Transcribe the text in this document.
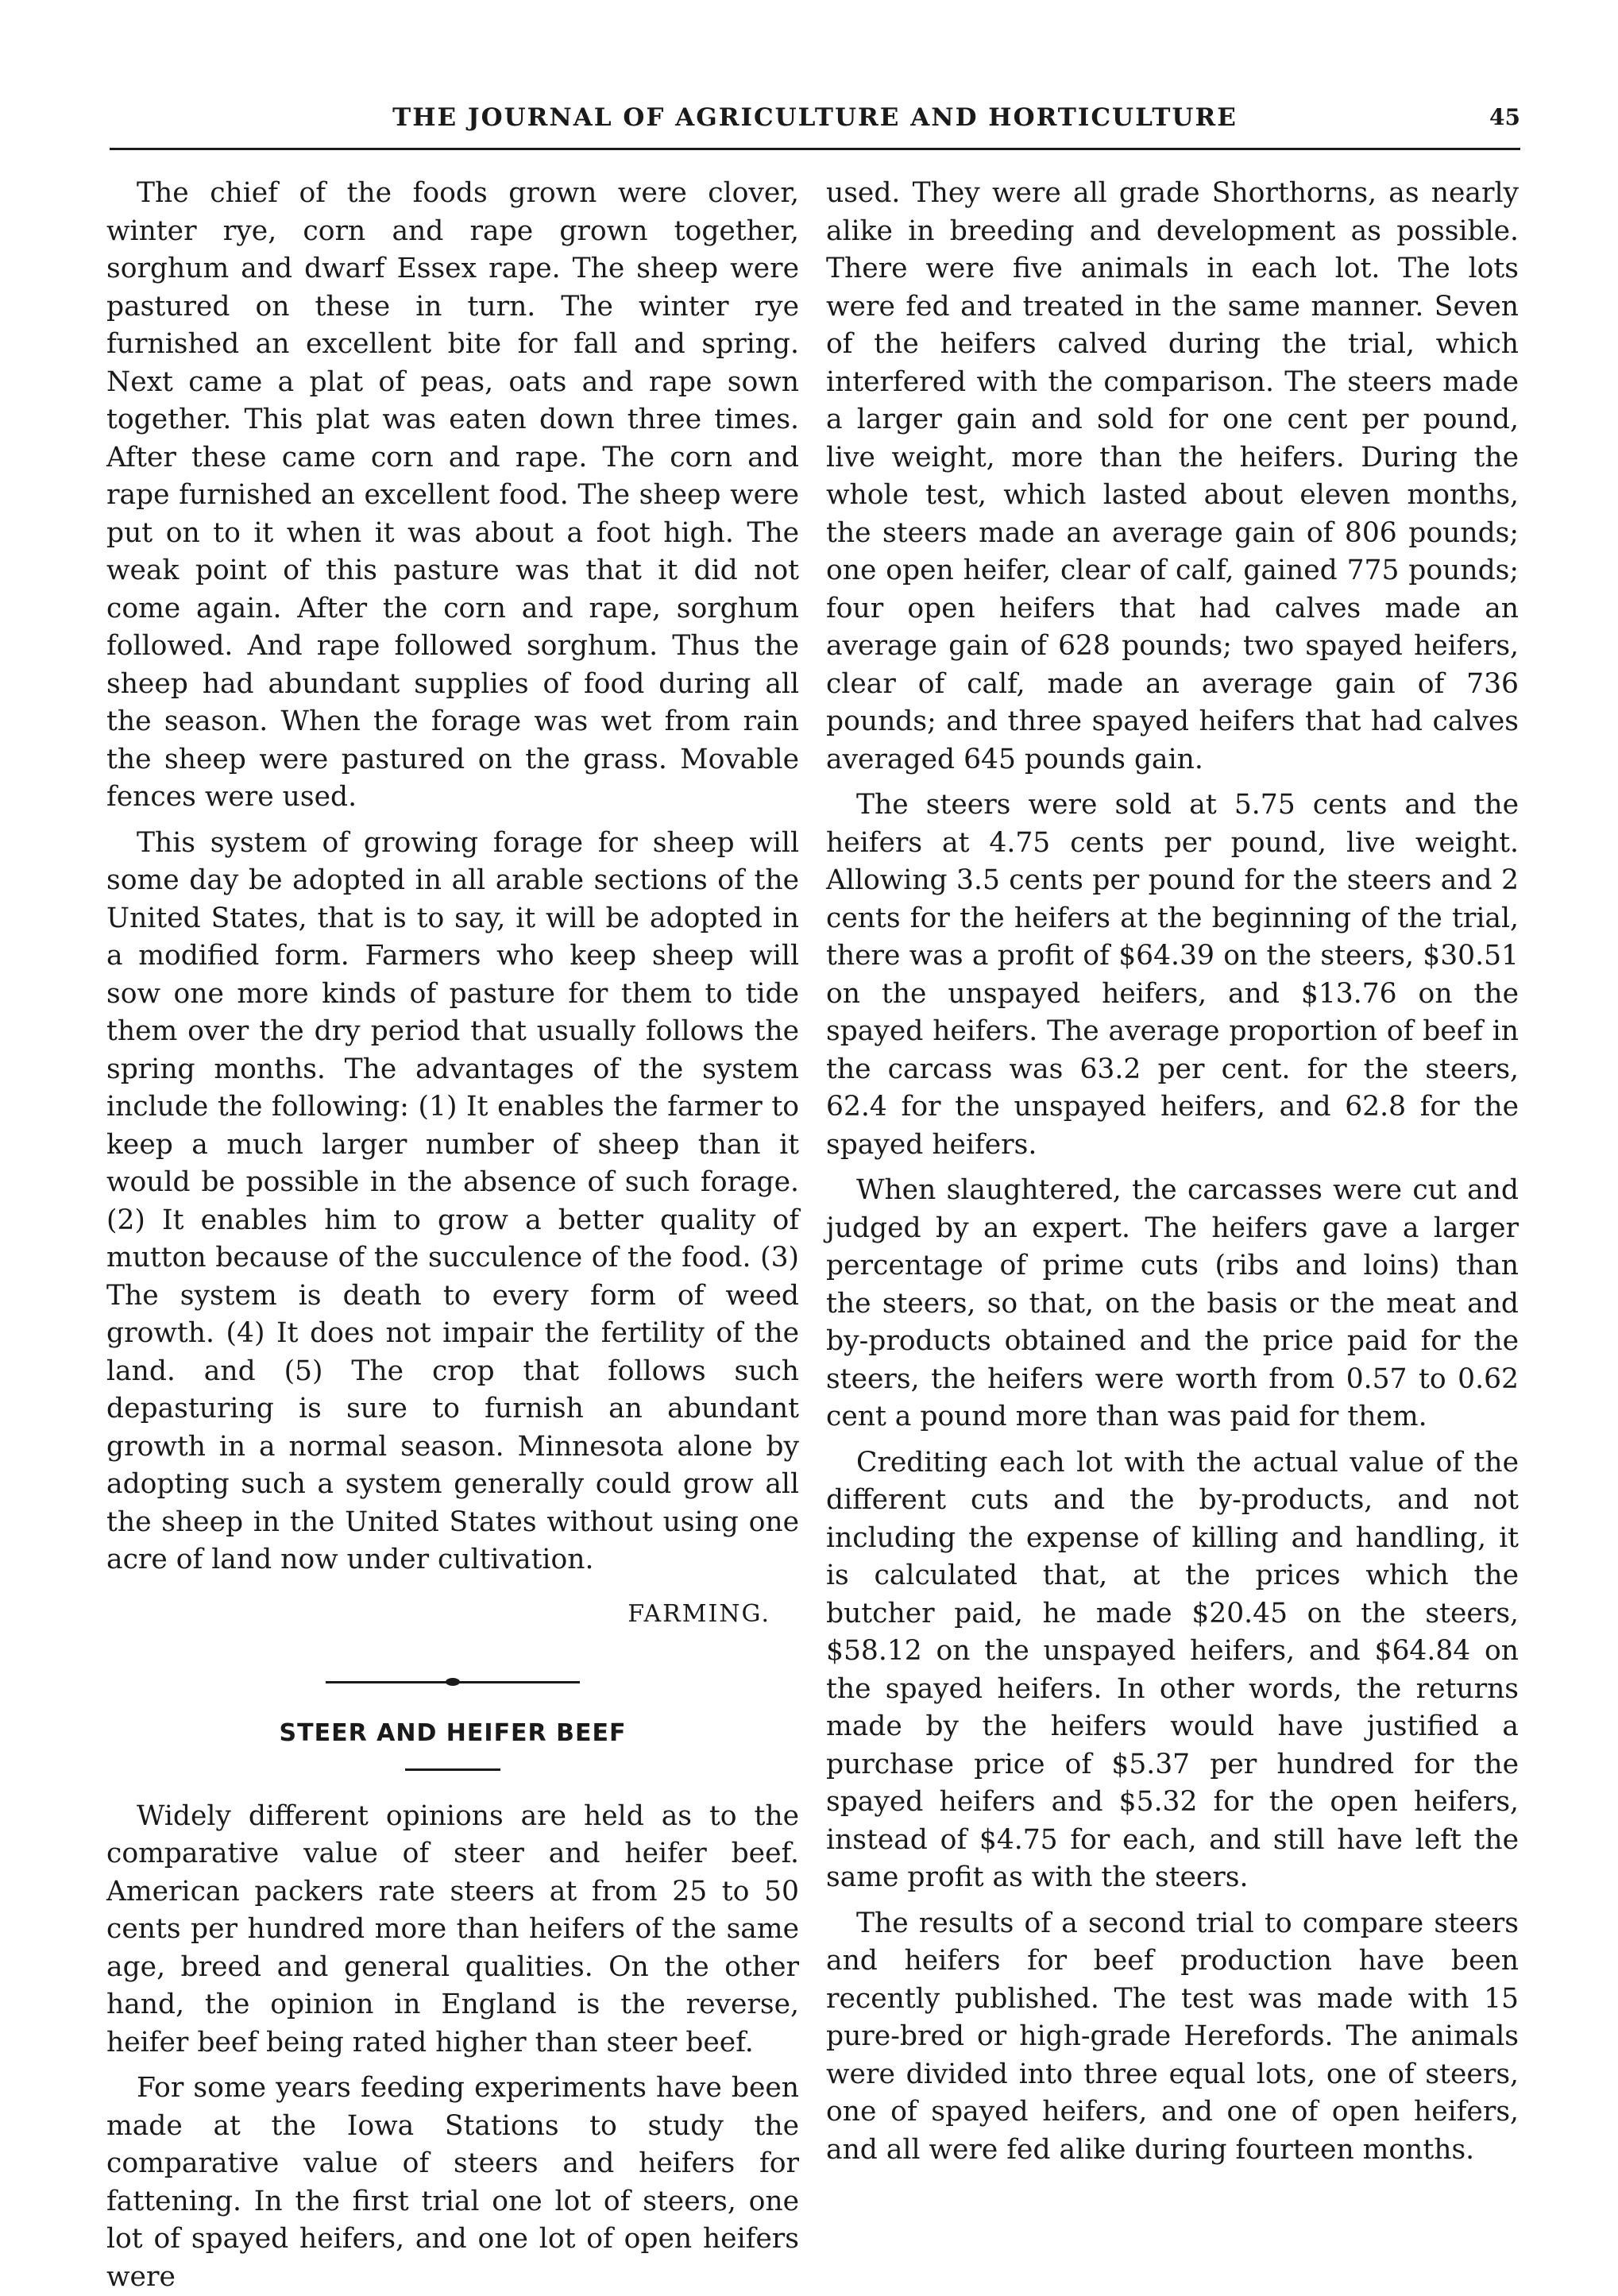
THE JOURNAL OF AGRICULTURE AND HORTICULTURE	45

The chief of the foods grown were clover, winter rye, corn and rape grown together, sorghum and dwarf Essex rape. The sheep were pastured on these in turn. The winter rye furnished an excellent bite for fall and spring. Next came a plat of peas, oats and rape sown together. This plat was eaten down three times. After these came corn and rape. The corn and rape furnished an excellent food. The sheep were put on to it when it was about a foot high. The weak point of this pasture was that it did not come again. After the corn and rape, sorghum followed. And rape followed sorghum. Thus the sheep had abundant supplies of food during all the season. When the forage was wet from rain the sheep were pastured on the grass. Movable fences were used.

This system of growing forage for sheep will some day be adopted in all arable sections of the United States, that is to say, it will be adopted in a modified form. Farmers who keep sheep will sow one more kinds of pasture for them to tide them over the dry period that usually follows the spring months. The advantages of the system include the following: (1) It enables the farmer to keep a much larger number of sheep than it would be possible in the absence of such forage. (2) It enables him to grow a better quality of mutton because of the succulence of the food. (3) The system is death to every form of weed growth. (4) It does not impair the fertility of the land. and (5) The crop that follows such depasturing is sure to furnish an abundant growth in a normal season. Minnesota alone by adopting such a system generally could grow all the sheep in the United States without using one acre of land now under cultivation.

FARMING.
STEER AND HEIFER BEEF

Widely different opinions are held as to the comparative value of steer and heifer beef. American packers rate steers at from 25 to 50 cents per hundred more than heifers of the same age, breed and general qualities. On the other hand, the opinion in England is the reverse, heifer beef being rated higher than steer beef.

For some years feeding experiments have been made at the Iowa Stations to study the comparative value of steers and heifers for fattening. In the first trial one lot of steers, one lot of spayed heifers, and one lot of open heifers were

used. They were all grade Shorthorns, as nearly alike in breeding and development as possible. There were five animals in each lot. The lots were fed and treated in the same manner. Seven of the heifers calved during the trial, which interfered with the comparison. The steers made a larger gain and sold for one cent per pound, live weight, more than the heifers. During the whole test, which lasted about eleven months, the steers made an average gain of 806 pounds; one open heifer, clear of calf, gained 775 pounds; four open heifers that had calves made an average gain of 628 pounds; two spayed heifers, clear of calf, made an average gain of 736 pounds; and three spayed heifers that had calves averaged 645 pounds gain.

The steers were sold at 5.75 cents and the heifers at 4.75 cents per pound, live weight. Allowing 3.5 cents per pound for the steers and 2 cents for the heifers at the beginning of the trial, there was a profit of $64.39 on the steers, $30.51 on the unspayed heifers, and $13.76 on the spayed heifers. The average proportion of beef in the carcass was 63.2 per cent. for the steers, 62.4 for the unspayed heifers, and 62.8 for the spayed heifers.

When slaughtered, the carcasses were cut and judged by an expert. The heifers gave a larger percentage of prime cuts (ribs and loins) than the steers, so that, on the basis or the meat and by-products obtained and the price paid for the steers, the heifers were worth from 0.57 to 0.62 cent a pound more than was paid for them.

Crediting each lot with the actual value of the different cuts and the by-products, and not including the expense of killing and handling, it is calculated that, at the prices which the butcher paid, he made $20.45 on the steers, $58.12 on the unspayed heifers, and $64.84 on the spayed heifers. In other words, the returns made by the heifers would have justified a purchase price of $5.37 per hundred for the spayed heifers and $5.32 for the open heifers, instead of $4.75 for each, and still have left the same profit as with the steers.

The results of a second trial to compare steers and heifers for beef production have been recently published. The test was made with 15 pure-bred or high-grade Herefords. The animals were divided into three equal lots, one of steers, one of spayed heifers, and one of open heifers, and all were fed alike during fourteen months.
__________________________________________________
== Instruction ==
Print out the whole of the material word for word, without pictures.

== Completed task ==
Transcribe the text in this document.
THE JOURNAL OF AGRICULTURE AND HORTICULTURE	45

The chief of the foods grown were clover, winter rye, corn and rape grown together, sorghum and dwarf Essex rape. The sheep were pastured on these in turn. The winter rye furnished an excellent bite for fall and spring. Next came a plat of peas, oats and rape sown together. This plat was eaten down three times. After these came corn and rape. The corn and rape furnished an excellent food. The sheep were put on to it when it was about a foot high. The weak point of this pasture was that it did not come again. After the corn and rape, sorghum followed. And rape followed sorghum. Thus the sheep had abundant supplies of food during all the season. When the forage was wet from rain the sheep were pastured on the grass. Movable fences were used.

This system of growing forage for sheep will some day be adopted in all arable sections of the United States, that is to say, it will be adopted in a modified form. Farmers who keep sheep will sow one more kinds of pasture for them to tide them over the dry period that usually follows the spring months. The advantages of the system include the following: (1) It enables the farmer to keep a much larger number of sheep than it would be possible in the absence of such forage. (2) It enables him to grow a better quality of mutton because of the succulence of the food. (3) The system is death to every form of weed growth. (4) It does not impair the fertility of the land. and (5) The crop that follows such depasturing is sure to furnish an abundant growth in a normal season. Minnesota alone by adopting such a system generally could grow all the sheep in the United States without using one acre of land now under cultivation.

FARMING.
STEER AND HEIFER BEEF

Widely different opinions are held as to the comparative value of steer and heifer beef. American packers rate steers at from 25 to 50 cents per hundred more than heifers of the same age, breed and general qualities. On the other hand, the opinion in England is the reverse, heifer beef being rated higher than steer beef.

For some years feeding experiments have been made at the Iowa Stations to study the comparative value of steers and heifers for fattening. In the first trial one lot of steers, one lot of spayed heifers, and one lot of open heifers were

used. They were all grade Shorthorns, as nearly alike in breeding and development as possible. There were five animals in each lot. The lots were fed and treated in the same manner. Seven of the heifers calved during the trial, which interfered with the comparison. The steers made a larger gain and sold for one cent per pound, live weight, more than the heifers. During the whole test, which lasted about eleven months, the steers made an average gain of 806 pounds; one open heifer, clear of calf, gained 775 pounds; four open heifers that had calves made an average gain of 628 pounds; two spayed heifers, clear of calf, made an average gain of 736 pounds; and three spayed heifers that had calves averaged 645 pounds gain.

The steers were sold at 5.75 cents and the heifers at 4.75 cents per pound, live weight. Allowing 3.5 cents per pound for the steers and 2 cents for the heifers at the beginning of the trial, there was a profit of $64.39 on the steers, $30.51 on the unspayed heifers, and $13.76 on the spayed heifers. The average proportion of beef in the carcass was 63.2 per cent. for the steers, 62.4 for the unspayed heifers, and 62.8 for the spayed heifers.

When slaughtered, the carcasses were cut and judged by an expert. The heifers gave a larger percentage of prime cuts (ribs and loins) than the steers, so that, on the basis or the meat and by-products obtained and the price paid for the steers, the heifers were worth from 0.57 to 0.62 cent a pound more than was paid for them.

Crediting each lot with the actual value of the different cuts and the by-products, and not including the expense of killing and handling, it is calculated that, at the prices which the butcher paid, he made $20.45 on the steers, $58.12 on the unspayed heifers, and $64.84 on the spayed heifers. In other words, the returns made by the heifers would have justified a purchase price of $5.37 per hundred for the spayed heifers and $5.32 for the open heifers, instead of $4.75 for each, and still have left the same profit as with the steers.

The results of a second trial to compare steers and heifers for beef production have been recently published. The test was made with 15 pure-bred or high-grade Herefords. The animals were divided into three equal lots, one of steers, one of spayed heifers, and one of open heifers, and all were fed alike during fourteen months.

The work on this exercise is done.